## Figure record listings

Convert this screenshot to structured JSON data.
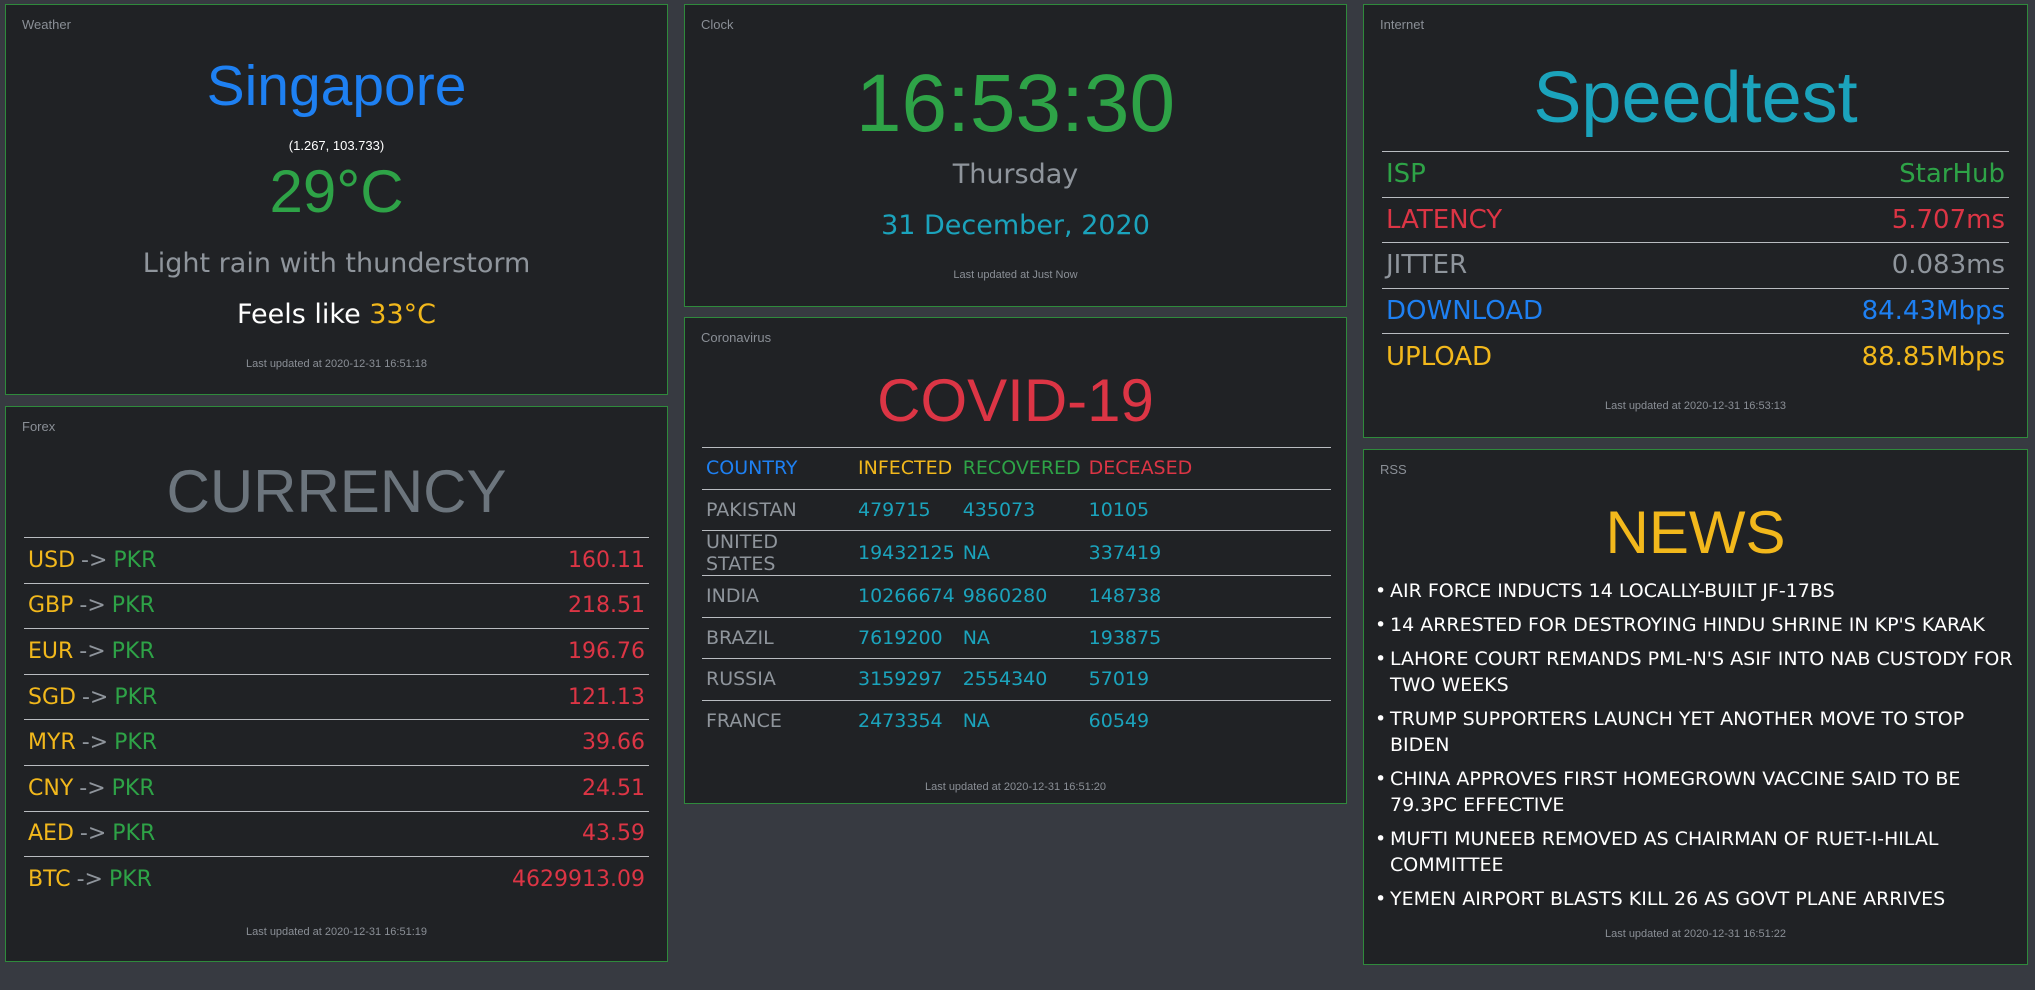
{
  "weather": {
    "label": "Weather",
    "city": "Singapore",
    "coords": "(1.267, 103.733)",
    "temperature": "29°C",
    "description": "Light rain with thunderstorm",
    "feels_like_label": "Feels like",
    "feels_like_value": "33°C",
    "updated": "Last updated at 2020-12-31 16:51:18"
  },
  "clock": {
    "label": "Clock",
    "time": "16:53:30",
    "day": "Thursday",
    "date": "31 December, 2020",
    "updated": "Last updated at Just Now"
  },
  "internet": {
    "label": "Internet",
    "title": "Speedtest",
    "rows": [
      {
        "key": "ISP",
        "value": "StarHub",
        "color": "#2ea347"
      },
      {
        "key": "LATENCY",
        "value": "5.707ms",
        "color": "#dc3545"
      },
      {
        "key": "JITTER",
        "value": "0.083ms",
        "color": "#8f959c"
      },
      {
        "key": "DOWNLOAD",
        "value": "84.43Mbps",
        "color": "#1e80f2"
      },
      {
        "key": "UPLOAD",
        "value": "88.85Mbps",
        "color": "#f2b81c"
      }
    ],
    "updated": "Last updated at 2020-12-31 16:53:13"
  },
  "covid": {
    "label": "Coronavirus",
    "title": "COVID-19",
    "headers": [
      "COUNTRY",
      "INFECTED",
      "RECOVERED",
      "DECEASED"
    ],
    "rows": [
      [
        "PAKISTAN",
        "479715",
        "435073",
        "10105"
      ],
      [
        "UNITED STATES",
        "19432125",
        "NA",
        "337419"
      ],
      [
        "INDIA",
        "10266674",
        "9860280",
        "148738"
      ],
      [
        "BRAZIL",
        "7619200",
        "NA",
        "193875"
      ],
      [
        "RUSSIA",
        "3159297",
        "2554340",
        "57019"
      ],
      [
        "FRANCE",
        "2473354",
        "NA",
        "60549"
      ]
    ],
    "updated": "Last updated at 2020-12-31 16:51:20"
  },
  "forex": {
    "label": "Forex",
    "title": "CURRENCY",
    "arrow": "->",
    "rows": [
      {
        "from": "USD",
        "to": "PKR",
        "rate": "160.11"
      },
      {
        "from": "GBP",
        "to": "PKR",
        "rate": "218.51"
      },
      {
        "from": "EUR",
        "to": "PKR",
        "rate": "196.76"
      },
      {
        "from": "SGD",
        "to": "PKR",
        "rate": "121.13"
      },
      {
        "from": "MYR",
        "to": "PKR",
        "rate": "39.66"
      },
      {
        "from": "CNY",
        "to": "PKR",
        "rate": "24.51"
      },
      {
        "from": "AED",
        "to": "PKR",
        "rate": "43.59"
      },
      {
        "from": "BTC",
        "to": "PKR",
        "rate": "4629913.09"
      }
    ],
    "updated": "Last updated at 2020-12-31 16:51:19"
  },
  "rss": {
    "label": "RSS",
    "title": "NEWS",
    "items": [
      "AIR FORCE INDUCTS 14 LOCALLY-BUILT JF-17BS",
      "14 ARRESTED FOR DESTROYING HINDU SHRINE IN KP'S KARAK",
      "LAHORE COURT REMANDS PML-N'S ASIF INTO NAB CUSTODY FOR TWO WEEKS",
      "TRUMP SUPPORTERS LAUNCH YET ANOTHER MOVE TO STOP BIDEN",
      "CHINA APPROVES FIRST HOMEGROWN VACCINE SAID TO BE 79.3PC EFFECTIVE",
      "MUFTI MUNEEB REMOVED AS CHAIRMAN OF RUET-I-HILAL COMMITTEE",
      "YEMEN AIRPORT BLASTS KILL 26 AS GOVT PLANE ARRIVES"
    ],
    "updated": "Last updated at 2020-12-31 16:51:22"
  }
}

## Directions
Would you return the records exactly, keeping out every picture?

## Worked solution
Convert this screenshot to structured JSON data.
{
  "weather": {
    "label": "Weather",
    "city": "Singapore",
    "coords": "(1.267, 103.733)",
    "temperature": "29°C",
    "description": "Light rain with thunderstorm",
    "feels_like_label": "Feels like",
    "feels_like_value": "33°C",
    "updated": "Last updated at 2020-12-31 16:51:18"
  },
  "clock": {
    "label": "Clock",
    "time": "16:53:30",
    "day": "Thursday",
    "date": "31 December, 2020",
    "updated": "Last updated at Just Now"
  },
  "internet": {
    "label": "Internet",
    "title": "Speedtest",
    "rows": [
      {
        "key": "ISP",
        "value": "StarHub",
        "color": "#2ea347"
      },
      {
        "key": "LATENCY",
        "value": "5.707ms",
        "color": "#dc3545"
      },
      {
        "key": "JITTER",
        "value": "0.083ms",
        "color": "#8f959c"
      },
      {
        "key": "DOWNLOAD",
        "value": "84.43Mbps",
        "color": "#1e80f2"
      },
      {
        "key": "UPLOAD",
        "value": "88.85Mbps",
        "color": "#f2b81c"
      }
    ],
    "updated": "Last updated at 2020-12-31 16:53:13"
  },
  "covid": {
    "label": "Coronavirus",
    "title": "COVID-19",
    "headers": [
      "COUNTRY",
      "INFECTED",
      "RECOVERED",
      "DECEASED"
    ],
    "rows": [
      [
        "PAKISTAN",
        "479715",
        "435073",
        "10105"
      ],
      [
        "UNITED STATES",
        "19432125",
        "NA",
        "337419"
      ],
      [
        "INDIA",
        "10266674",
        "9860280",
        "148738"
      ],
      [
        "BRAZIL",
        "7619200",
        "NA",
        "193875"
      ],
      [
        "RUSSIA",
        "3159297",
        "2554340",
        "57019"
      ],
      [
        "FRANCE",
        "2473354",
        "NA",
        "60549"
      ]
    ],
    "updated": "Last updated at 2020-12-31 16:51:20"
  },
  "forex": {
    "label": "Forex",
    "title": "CURRENCY",
    "arrow": "->",
    "rows": [
      {
        "from": "USD",
        "to": "PKR",
        "rate": "160.11"
      },
      {
        "from": "GBP",
        "to": "PKR",
        "rate": "218.51"
      },
      {
        "from": "EUR",
        "to": "PKR",
        "rate": "196.76"
      },
      {
        "from": "SGD",
        "to": "PKR",
        "rate": "121.13"
      },
      {
        "from": "MYR",
        "to": "PKR",
        "rate": "39.66"
      },
      {
        "from": "CNY",
        "to": "PKR",
        "rate": "24.51"
      },
      {
        "from": "AED",
        "to": "PKR",
        "rate": "43.59"
      },
      {
        "from": "BTC",
        "to": "PKR",
        "rate": "4629913.09"
      }
    ],
    "updated": "Last updated at 2020-12-31 16:51:19"
  },
  "rss": {
    "label": "RSS",
    "title": "NEWS",
    "items": [
      "AIR FORCE INDUCTS 14 LOCALLY-BUILT JF-17BS",
      "14 ARRESTED FOR DESTROYING HINDU SHRINE IN KP'S KARAK",
      "LAHORE COURT REMANDS PML-N'S ASIF INTO NAB CUSTODY FOR TWO WEEKS",
      "TRUMP SUPPORTERS LAUNCH YET ANOTHER MOVE TO STOP BIDEN",
      "CHINA APPROVES FIRST HOMEGROWN VACCINE SAID TO BE 79.3PC EFFECTIVE",
      "MUFTI MUNEEB REMOVED AS CHAIRMAN OF RUET-I-HILAL COMMITTEE",
      "YEMEN AIRPORT BLASTS KILL 26 AS GOVT PLANE ARRIVES"
    ],
    "updated": "Last updated at 2020-12-31 16:51:22"
  }
}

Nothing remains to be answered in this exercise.